[Dataset items]
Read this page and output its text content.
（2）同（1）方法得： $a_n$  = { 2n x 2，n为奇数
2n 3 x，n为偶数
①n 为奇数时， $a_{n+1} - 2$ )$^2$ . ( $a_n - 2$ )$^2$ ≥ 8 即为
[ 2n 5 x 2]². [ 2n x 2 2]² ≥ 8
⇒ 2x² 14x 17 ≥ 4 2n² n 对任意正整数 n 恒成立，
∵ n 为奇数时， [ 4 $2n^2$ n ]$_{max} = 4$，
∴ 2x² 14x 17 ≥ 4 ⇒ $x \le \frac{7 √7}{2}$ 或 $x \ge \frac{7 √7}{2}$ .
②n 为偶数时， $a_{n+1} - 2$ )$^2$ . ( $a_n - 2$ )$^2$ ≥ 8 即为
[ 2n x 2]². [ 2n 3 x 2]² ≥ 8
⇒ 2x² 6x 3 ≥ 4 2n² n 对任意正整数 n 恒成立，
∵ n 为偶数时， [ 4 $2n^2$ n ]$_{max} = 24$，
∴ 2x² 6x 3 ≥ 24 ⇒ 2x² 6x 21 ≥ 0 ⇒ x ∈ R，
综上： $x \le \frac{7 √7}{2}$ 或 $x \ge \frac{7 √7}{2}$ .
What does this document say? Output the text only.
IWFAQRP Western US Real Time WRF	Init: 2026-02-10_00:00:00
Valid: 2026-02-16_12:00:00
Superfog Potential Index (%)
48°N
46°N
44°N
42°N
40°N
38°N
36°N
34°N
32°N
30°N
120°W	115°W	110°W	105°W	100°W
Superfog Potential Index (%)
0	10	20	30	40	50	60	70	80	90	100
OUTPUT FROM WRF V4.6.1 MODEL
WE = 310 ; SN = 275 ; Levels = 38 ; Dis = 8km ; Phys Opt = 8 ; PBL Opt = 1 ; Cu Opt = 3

*Work to be completed*. Select every line of the material above holding the word "frac" and copy it.

*Result for this task*.
∴ 2x² 14x 17 ≥ 4 ⇒ $x \le \frac{7 √7}{2}$ 或 $x \ge \frac{7 √7}{2}$ .
综上： $x \le \frac{7 √7}{2}$ 或 $x \ge \frac{7 √7}{2}$ .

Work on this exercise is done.